> [WHAT THIS TASK INVOLVES] Reply with nothing except the number of lines that contain the word "note".

--- begin INPUT DATA ---

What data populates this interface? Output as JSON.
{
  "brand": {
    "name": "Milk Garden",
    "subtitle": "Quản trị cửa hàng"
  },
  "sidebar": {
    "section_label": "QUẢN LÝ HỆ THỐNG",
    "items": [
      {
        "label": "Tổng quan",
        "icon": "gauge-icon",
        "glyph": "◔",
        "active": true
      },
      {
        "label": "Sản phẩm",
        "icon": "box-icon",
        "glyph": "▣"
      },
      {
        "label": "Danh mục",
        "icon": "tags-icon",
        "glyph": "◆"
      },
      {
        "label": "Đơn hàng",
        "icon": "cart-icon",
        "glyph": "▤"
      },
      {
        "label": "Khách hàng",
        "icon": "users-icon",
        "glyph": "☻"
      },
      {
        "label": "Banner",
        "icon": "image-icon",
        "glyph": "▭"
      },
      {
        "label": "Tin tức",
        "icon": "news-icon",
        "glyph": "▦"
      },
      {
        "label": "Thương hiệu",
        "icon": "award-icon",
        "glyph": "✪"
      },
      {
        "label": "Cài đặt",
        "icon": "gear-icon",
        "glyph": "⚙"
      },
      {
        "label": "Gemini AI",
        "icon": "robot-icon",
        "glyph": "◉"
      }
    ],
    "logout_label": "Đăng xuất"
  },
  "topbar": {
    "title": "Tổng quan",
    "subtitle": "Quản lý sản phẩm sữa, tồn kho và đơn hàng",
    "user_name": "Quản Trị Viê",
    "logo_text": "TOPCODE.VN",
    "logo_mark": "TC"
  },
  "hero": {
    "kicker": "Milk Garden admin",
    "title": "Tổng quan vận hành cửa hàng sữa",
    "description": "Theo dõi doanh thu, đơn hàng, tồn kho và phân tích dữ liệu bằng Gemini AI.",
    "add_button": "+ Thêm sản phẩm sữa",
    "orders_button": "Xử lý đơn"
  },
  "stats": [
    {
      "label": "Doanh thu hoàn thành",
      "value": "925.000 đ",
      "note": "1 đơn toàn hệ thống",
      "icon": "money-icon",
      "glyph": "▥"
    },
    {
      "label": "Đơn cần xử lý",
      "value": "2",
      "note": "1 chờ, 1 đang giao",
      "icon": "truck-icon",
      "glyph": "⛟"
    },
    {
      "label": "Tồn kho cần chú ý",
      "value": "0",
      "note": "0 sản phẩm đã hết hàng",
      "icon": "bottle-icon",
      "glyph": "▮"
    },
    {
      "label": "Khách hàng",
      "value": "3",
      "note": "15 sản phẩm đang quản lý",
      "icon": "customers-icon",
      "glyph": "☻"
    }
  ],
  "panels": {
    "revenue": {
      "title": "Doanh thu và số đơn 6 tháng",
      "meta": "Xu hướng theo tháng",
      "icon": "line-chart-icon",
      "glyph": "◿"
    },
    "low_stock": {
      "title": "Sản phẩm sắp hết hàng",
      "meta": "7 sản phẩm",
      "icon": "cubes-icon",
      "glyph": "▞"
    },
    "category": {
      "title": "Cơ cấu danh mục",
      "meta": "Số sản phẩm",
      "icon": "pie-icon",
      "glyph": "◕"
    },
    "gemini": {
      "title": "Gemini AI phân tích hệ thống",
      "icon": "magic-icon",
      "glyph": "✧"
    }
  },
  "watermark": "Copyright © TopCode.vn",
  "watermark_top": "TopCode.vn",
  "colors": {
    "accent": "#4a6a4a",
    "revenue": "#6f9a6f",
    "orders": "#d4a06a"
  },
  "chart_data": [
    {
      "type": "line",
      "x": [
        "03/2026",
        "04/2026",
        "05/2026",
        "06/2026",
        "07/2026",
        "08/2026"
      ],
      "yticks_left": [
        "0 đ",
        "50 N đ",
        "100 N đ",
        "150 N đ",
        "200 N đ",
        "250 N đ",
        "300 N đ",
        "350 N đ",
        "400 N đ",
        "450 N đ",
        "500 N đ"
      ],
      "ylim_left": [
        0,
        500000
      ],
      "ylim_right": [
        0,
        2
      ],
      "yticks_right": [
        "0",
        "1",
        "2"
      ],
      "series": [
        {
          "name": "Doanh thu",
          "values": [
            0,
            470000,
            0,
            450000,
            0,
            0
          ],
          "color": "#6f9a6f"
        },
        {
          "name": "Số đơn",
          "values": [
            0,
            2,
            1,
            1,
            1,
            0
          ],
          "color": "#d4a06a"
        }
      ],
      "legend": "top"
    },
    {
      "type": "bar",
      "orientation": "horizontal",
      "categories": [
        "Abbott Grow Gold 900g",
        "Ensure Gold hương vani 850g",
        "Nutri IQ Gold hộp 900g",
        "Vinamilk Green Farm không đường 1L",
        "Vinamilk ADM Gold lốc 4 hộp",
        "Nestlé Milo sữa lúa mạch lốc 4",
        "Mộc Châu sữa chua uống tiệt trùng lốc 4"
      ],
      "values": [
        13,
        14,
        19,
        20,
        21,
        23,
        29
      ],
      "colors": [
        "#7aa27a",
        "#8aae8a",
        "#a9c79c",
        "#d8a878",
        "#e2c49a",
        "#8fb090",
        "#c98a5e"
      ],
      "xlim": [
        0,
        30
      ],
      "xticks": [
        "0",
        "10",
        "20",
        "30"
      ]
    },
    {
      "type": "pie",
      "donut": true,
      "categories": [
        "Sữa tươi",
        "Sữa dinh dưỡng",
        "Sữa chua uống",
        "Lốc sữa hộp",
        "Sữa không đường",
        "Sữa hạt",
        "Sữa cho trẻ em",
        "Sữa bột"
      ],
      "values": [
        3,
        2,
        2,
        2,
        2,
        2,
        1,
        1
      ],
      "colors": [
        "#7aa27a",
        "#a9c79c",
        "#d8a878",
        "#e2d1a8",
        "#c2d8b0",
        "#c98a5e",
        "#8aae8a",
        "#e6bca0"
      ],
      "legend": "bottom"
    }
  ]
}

--- end INPUT DATA ---

> [THE COMPLETED TASK] 4